Start of Material provided

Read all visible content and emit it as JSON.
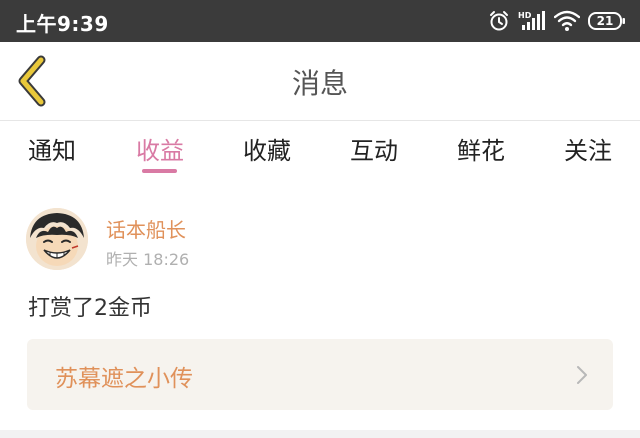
{
  "status_bar": {
    "time": "上午9:39",
    "battery": "21",
    "icons": [
      "alarm-icon",
      "hd-signal-icon",
      "wifi-icon",
      "battery-icon"
    ]
  },
  "nav": {
    "title": "消息",
    "back_icon": "chevron-left-icon",
    "accent_color": "#e9c83a"
  },
  "tabs": [
    {
      "label": "通知",
      "active": false
    },
    {
      "label": "收益",
      "active": true
    },
    {
      "label": "收藏",
      "active": false
    },
    {
      "label": "互动",
      "active": false
    },
    {
      "label": "鲜花",
      "active": false
    },
    {
      "label": "关注",
      "active": false
    }
  ],
  "active_tab_color": "#d97aa4",
  "message": {
    "sender": "话本船长",
    "time": "昨天 18:26",
    "text": "打赏了2金币",
    "book_title": "苏幕遮之小传",
    "name_color": "#e0915a"
  }
}
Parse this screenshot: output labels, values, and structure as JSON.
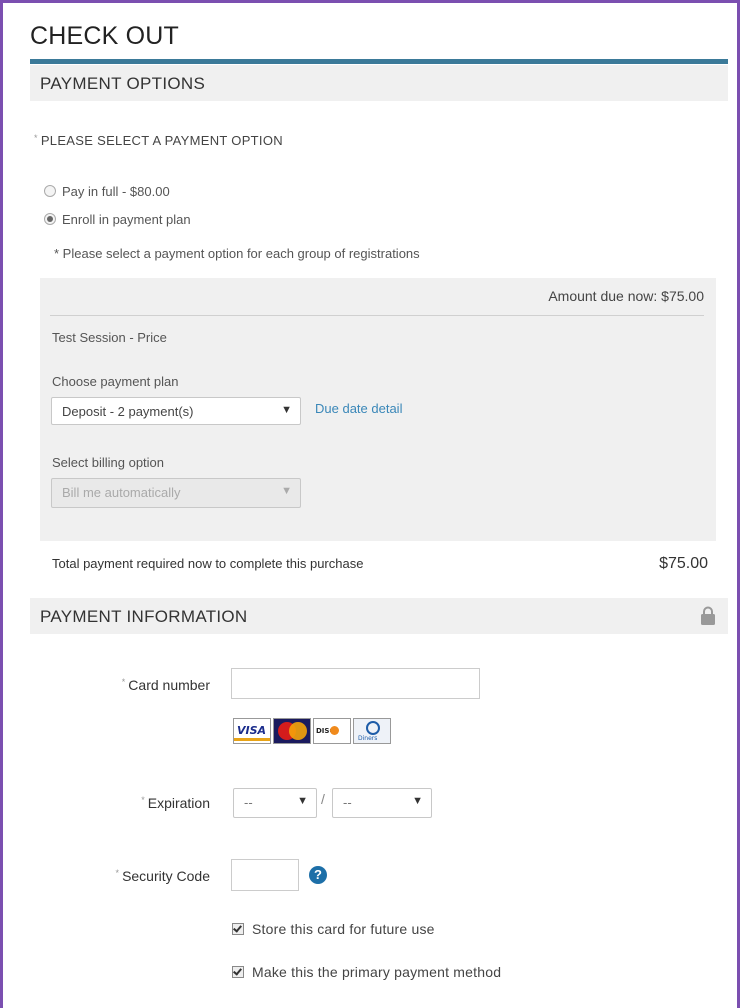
{
  "page": {
    "title": "CHECK OUT",
    "accent_color": "#3b7a99",
    "frame_color": "#7b4fb0"
  },
  "payment_options": {
    "header": "PAYMENT OPTIONS",
    "required_label": "PLEASE SELECT A PAYMENT OPTION",
    "required_marker": "*",
    "options": [
      {
        "label": "Pay in full - $80.00",
        "selected": false
      },
      {
        "label": "Enroll in payment plan",
        "selected": true
      }
    ],
    "note": "* Please select a payment option for each group of registrations",
    "plan": {
      "amount_due": "Amount due now: $75.00",
      "session_name": "Test Session - Price",
      "choose_plan_label": "Choose payment plan",
      "plan_value": "Deposit - 2 payment(s)",
      "due_date_link": "Due date detail",
      "billing_label": "Select billing option",
      "billing_value": "Bill me automatically"
    },
    "total_label": "Total payment required now to complete this purchase",
    "total_value": "$75.00"
  },
  "payment_information": {
    "header": "PAYMENT INFORMATION",
    "lock_icon": "lock-icon",
    "card_number_label": "Card number",
    "card_number_value": "",
    "card_brands": [
      "VISA",
      "MasterCard",
      "DISCOVER",
      "Diners Club"
    ],
    "expiration_label": "Expiration",
    "exp_month_value": "--",
    "exp_year_value": "--",
    "exp_separator": "/",
    "security_code_label": "Security Code",
    "security_code_value": "",
    "help_icon": "question-icon",
    "help_glyph": "?",
    "checkboxes": [
      {
        "label": "Store this card for future use",
        "checked": true
      },
      {
        "label": "Make this the primary payment method",
        "checked": true
      }
    ]
  }
}
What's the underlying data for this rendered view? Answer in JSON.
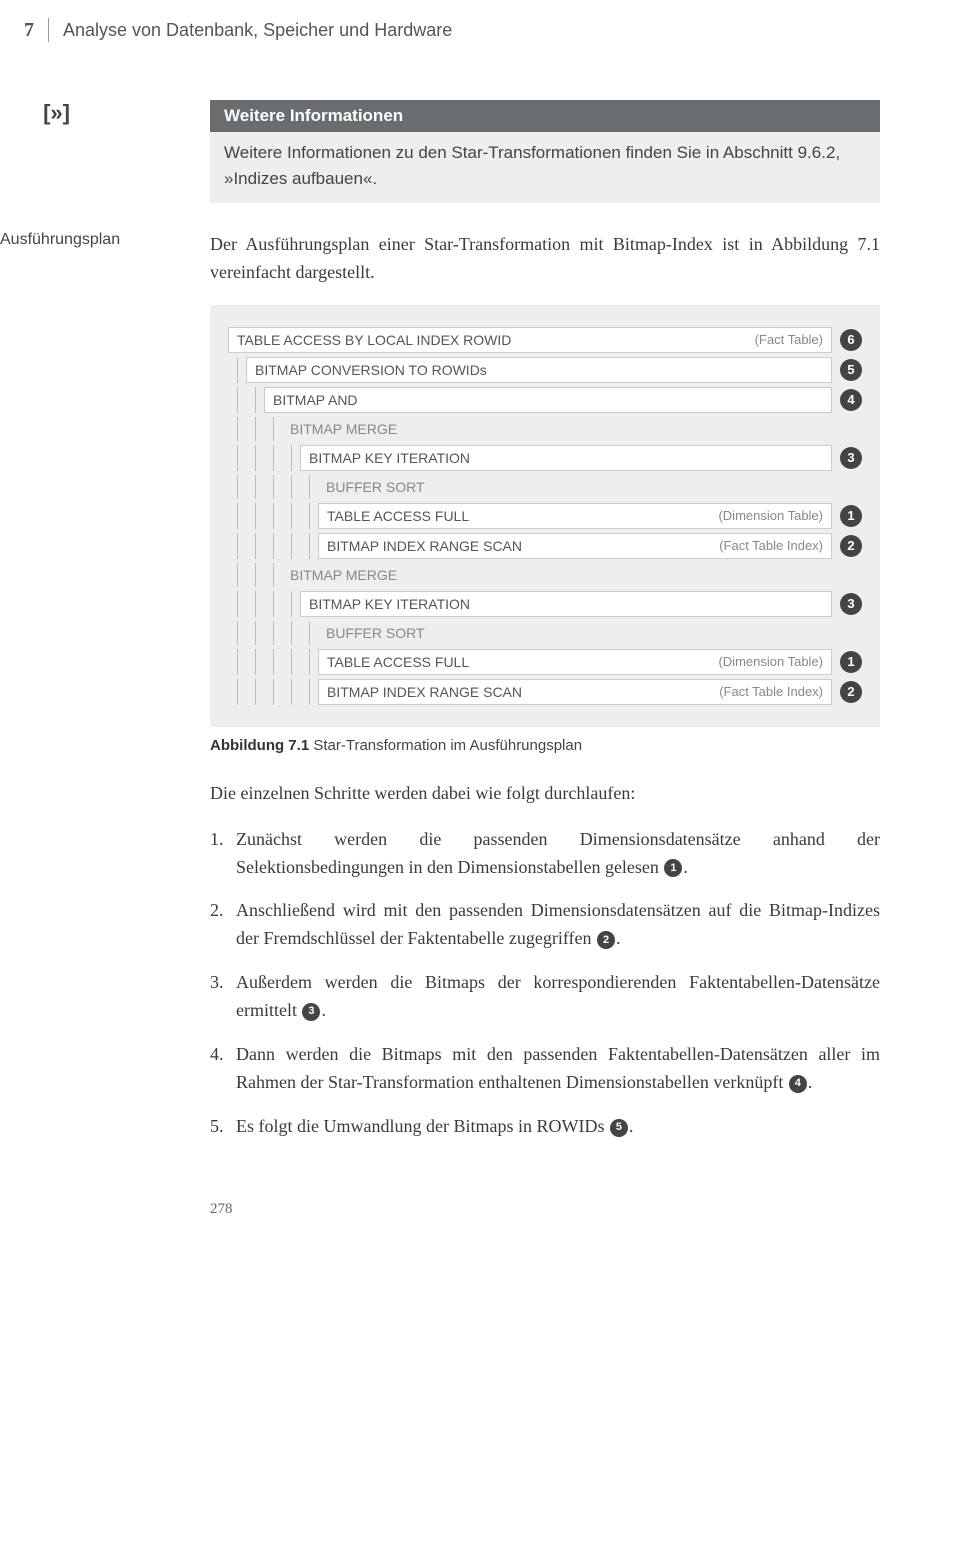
{
  "header": {
    "chapter_number": "7",
    "chapter_title": "Analyse von Datenbank, Speicher und Hardware"
  },
  "xref_icon": "[»]",
  "info_box": {
    "title": "Weitere Informationen",
    "body": "Weitere Informationen zu den Star-Transformationen finden Sie in Abschnitt 9.6.2, »Indizes aufbauen«."
  },
  "margin_label": "Ausführungsplan",
  "intro_paragraph": "Der Ausführungsplan einer Star-Transformation mit Bitmap-Index ist in Abbildung 7.1 vereinfacht dargestellt.",
  "plan": [
    {
      "indent": 0,
      "bordered": true,
      "label": "TABLE ACCESS BY LOCAL INDEX ROWID",
      "right": "(Fact Table)",
      "badge": "6"
    },
    {
      "indent": 1,
      "bordered": true,
      "label": "BITMAP CONVERSION TO ROWIDs",
      "right": "",
      "badge": "5"
    },
    {
      "indent": 2,
      "bordered": true,
      "label": "BITMAP AND",
      "right": "",
      "badge": "4"
    },
    {
      "indent": 3,
      "bordered": false,
      "label": "BITMAP MERGE",
      "right": "",
      "badge": ""
    },
    {
      "indent": 4,
      "bordered": true,
      "label": "BITMAP KEY ITERATION",
      "right": "",
      "badge": "3"
    },
    {
      "indent": 5,
      "bordered": false,
      "label": "BUFFER SORT",
      "right": "",
      "badge": ""
    },
    {
      "indent": 5,
      "bordered": true,
      "label": "TABLE ACCESS FULL",
      "right": "(Dimension Table)",
      "badge": "1"
    },
    {
      "indent": 5,
      "bordered": true,
      "label": "BITMAP INDEX RANGE SCAN",
      "right": "(Fact Table Index)",
      "badge": "2"
    },
    {
      "indent": 3,
      "bordered": false,
      "label": "BITMAP MERGE",
      "right": "",
      "badge": ""
    },
    {
      "indent": 4,
      "bordered": true,
      "label": "BITMAP KEY ITERATION",
      "right": "",
      "badge": "3"
    },
    {
      "indent": 5,
      "bordered": false,
      "label": "BUFFER SORT",
      "right": "",
      "badge": ""
    },
    {
      "indent": 5,
      "bordered": true,
      "label": "TABLE ACCESS FULL",
      "right": "(Dimension Table)",
      "badge": "1"
    },
    {
      "indent": 5,
      "bordered": true,
      "label": "BITMAP INDEX RANGE SCAN",
      "right": "(Fact Table Index)",
      "badge": "2"
    }
  ],
  "figure_caption": {
    "bold": "Abbildung 7.1",
    "rest": " Star-Transformation im Ausführungsplan"
  },
  "steps_intro": "Die einzelnen Schritte werden dabei wie folgt durchlaufen:",
  "steps": [
    {
      "num": "1.",
      "text_a": "Zunächst werden die passenden Dimensionsdatensätze anhand der Selektionsbedingungen in den Dimensionstabellen gelesen ",
      "badge": "1",
      "text_b": "."
    },
    {
      "num": "2.",
      "text_a": "Anschließend wird mit den passenden Dimensionsdatensätzen auf die Bitmap-Indizes der Fremdschlüssel der Faktentabelle zugegriffen ",
      "badge": "2",
      "text_b": "."
    },
    {
      "num": "3.",
      "text_a": "Außerdem werden die Bitmaps der korrespondierenden Faktentabellen-Datensätze ermittelt ",
      "badge": "3",
      "text_b": "."
    },
    {
      "num": "4.",
      "text_a": "Dann werden die Bitmaps mit den passenden Faktentabellen-Datensätzen aller im Rahmen der Star-Transformation enthaltenen Dimensionstabellen verknüpft ",
      "badge": "4",
      "text_b": "."
    },
    {
      "num": "5.",
      "text_a": "Es folgt die Umwandlung der Bitmaps in ROWIDs ",
      "badge": "5",
      "text_b": "."
    }
  ],
  "page_number": "278"
}
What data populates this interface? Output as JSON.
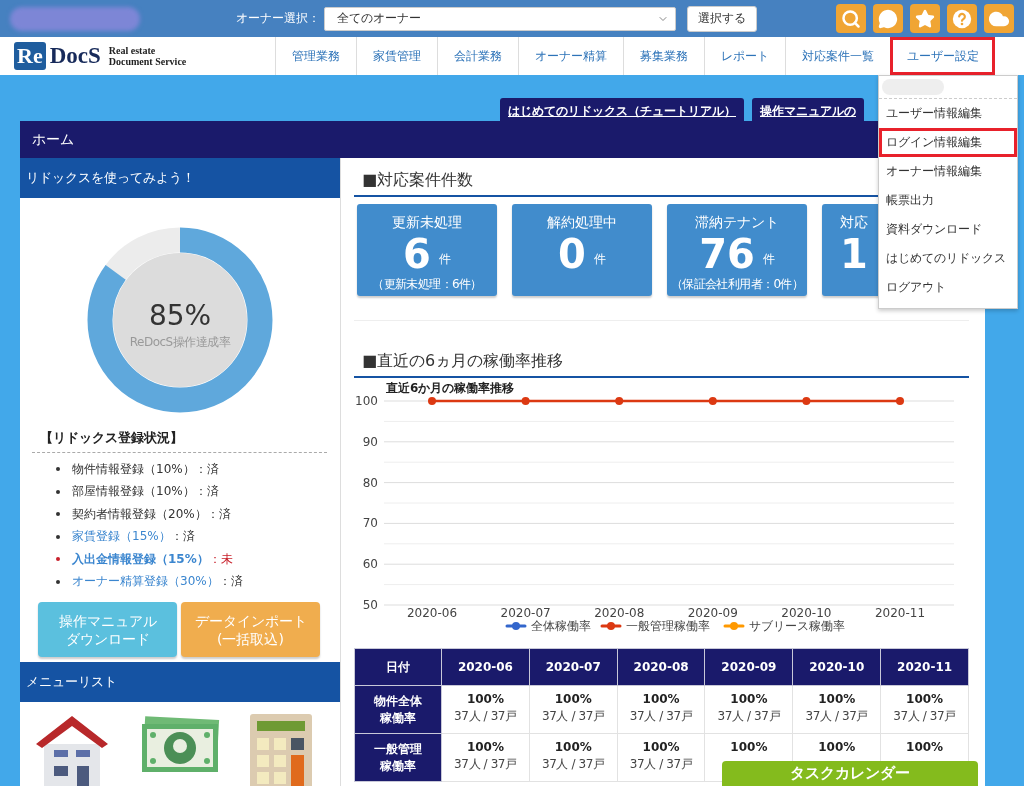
{
  "top_bar": {
    "owner_label": "オーナー選択：",
    "owner_select": {
      "value": "全てのオーナー"
    },
    "select_button": "選択する"
  },
  "logo": {
    "mark": "Re",
    "name": "DocS",
    "tagline": [
      "Real estate",
      "Document Service"
    ]
  },
  "nav": [
    {
      "label": "管理業務",
      "highlighted": false
    },
    {
      "label": "家賃管理",
      "highlighted": false
    },
    {
      "label": "会計業務",
      "highlighted": false
    },
    {
      "label": "オーナー精算",
      "highlighted": false
    },
    {
      "label": "募集業務",
      "highlighted": false
    },
    {
      "label": "レポート",
      "highlighted": false
    },
    {
      "label": "対応案件一覧",
      "highlighted": false
    },
    {
      "label": "ユーザー設定",
      "highlighted": true
    }
  ],
  "user_menu": {
    "items": [
      {
        "label": "ユーザー情報編集",
        "highlighted": false
      },
      {
        "label": "ログイン情報編集",
        "highlighted": true
      },
      {
        "label": "オーナー情報編集",
        "highlighted": false
      },
      {
        "label": "帳票出力",
        "highlighted": false
      },
      {
        "label": "資料ダウンロード",
        "highlighted": false
      },
      {
        "label": "はじめてのリドックス",
        "highlighted": false
      },
      {
        "label": "ログアウト",
        "highlighted": false
      }
    ]
  },
  "tabs": [
    {
      "label": "はじめてのリドックス（チュートリアル）"
    },
    {
      "label": "操作マニュアルの"
    }
  ],
  "home": {
    "title": "ホーム"
  },
  "getting_started": {
    "title": "リドックスを使ってみよう！",
    "progress": {
      "level": 0.85,
      "value": "85%",
      "caption": "ReDocS操作達成率"
    },
    "status_title": "【リドックス登録状況】",
    "status_items": [
      {
        "label": "物件情報登録（10%）",
        "result": "：済",
        "linked": false,
        "done": true
      },
      {
        "label": "部屋情報登録（10%）",
        "result": "：済",
        "linked": false,
        "done": true
      },
      {
        "label": "契約者情報登録（20%）",
        "result": "：済",
        "linked": false,
        "done": true
      },
      {
        "label": "家賃登録（15%）",
        "result": "：済",
        "linked": true,
        "done": true
      },
      {
        "label": "入出金情報登録（15%）",
        "result": "：未",
        "linked": true,
        "done": false
      },
      {
        "label": "オーナー精算登録（30%）",
        "result": "：済",
        "linked": true,
        "done": true
      }
    ],
    "buttons": [
      {
        "lines": [
          "操作マニュアル",
          "ダウンロード"
        ],
        "color": "#5bc0de"
      },
      {
        "lines": [
          "データインポート",
          "(一括取込)"
        ],
        "color": "#f0ad4e"
      }
    ]
  },
  "menu_list": {
    "title": "メニューリスト"
  },
  "case_counts": {
    "title": "■対応案件件数",
    "cards": [
      {
        "title": "更新未処理",
        "count": "6",
        "unit": "件",
        "note": "（更新未処理：6件）",
        "partial": false
      },
      {
        "title": "解約処理中",
        "count": "0",
        "unit": "件",
        "partial": false
      },
      {
        "title": "滞納テナント",
        "count": "76",
        "unit": "件",
        "note": "（保証会社利用者：0件）",
        "partial": false
      },
      {
        "title": "対応",
        "count": "1",
        "partial": true
      }
    ]
  },
  "occupancy": {
    "title": "■直近の6ヵ月の稼働率推移",
    "chart_data": {
      "type": "line",
      "title": "直近6か月の稼働率推移",
      "categories": [
        "2020-06",
        "2020-07",
        "2020-08",
        "2020-09",
        "2020-10",
        "2020-11"
      ],
      "series": [
        {
          "name": "全体稼働率",
          "color": "#3366cc",
          "marker": "circle",
          "values": [
            null,
            null,
            null,
            null,
            null,
            null
          ]
        },
        {
          "name": "一般管理稼働率",
          "color": "#dc3912",
          "marker": "circle",
          "values": [
            100,
            100,
            100,
            100,
            100,
            100
          ]
        },
        {
          "name": "サブリース稼働率",
          "color": "#ff9900",
          "marker": "circle",
          "values": [
            null,
            null,
            null,
            null,
            null,
            null
          ]
        }
      ],
      "ylim": [
        50,
        100
      ],
      "yticks": [
        50,
        60,
        70,
        80,
        90,
        100
      ],
      "grid": true
    },
    "table": {
      "corner": "日付",
      "columns": [
        "2020-06",
        "2020-07",
        "2020-08",
        "2020-09",
        "2020-10",
        "2020-11"
      ],
      "rows": [
        {
          "label": [
            "物件全体",
            "稼働率"
          ],
          "cells": [
            {
              "rate": "100%",
              "count": "37人 / 37戸"
            },
            {
              "rate": "100%",
              "count": "37人 / 37戸"
            },
            {
              "rate": "100%",
              "count": "37人 / 37戸"
            },
            {
              "rate": "100%",
              "count": "37人 / 37戸"
            },
            {
              "rate": "100%",
              "count": "37人 / 37戸"
            },
            {
              "rate": "100%",
              "count": "37人 / 37戸"
            }
          ]
        },
        {
          "label": [
            "一般管理",
            "稼働率"
          ],
          "cells": [
            {
              "rate": "100%",
              "count": "37人 / 37戸"
            },
            {
              "rate": "100%",
              "count": "37人 / 37戸"
            },
            {
              "rate": "100%",
              "count": "37人 / 37戸"
            },
            {
              "rate": "100%"
            },
            {
              "rate": "100%"
            },
            {
              "rate": "100%"
            }
          ]
        }
      ]
    }
  },
  "task_calendar": {
    "label": "タスクカレンダー"
  }
}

End of Material provided

● What to work on
Your task is to gather every line with the word "note" and copy it.

● Output of the exercise
    "note": "* Please select a payment option for each group of registrations",
        "note": "（更新未処理：6件）",
        "note": "（保証会社利用者：0件）",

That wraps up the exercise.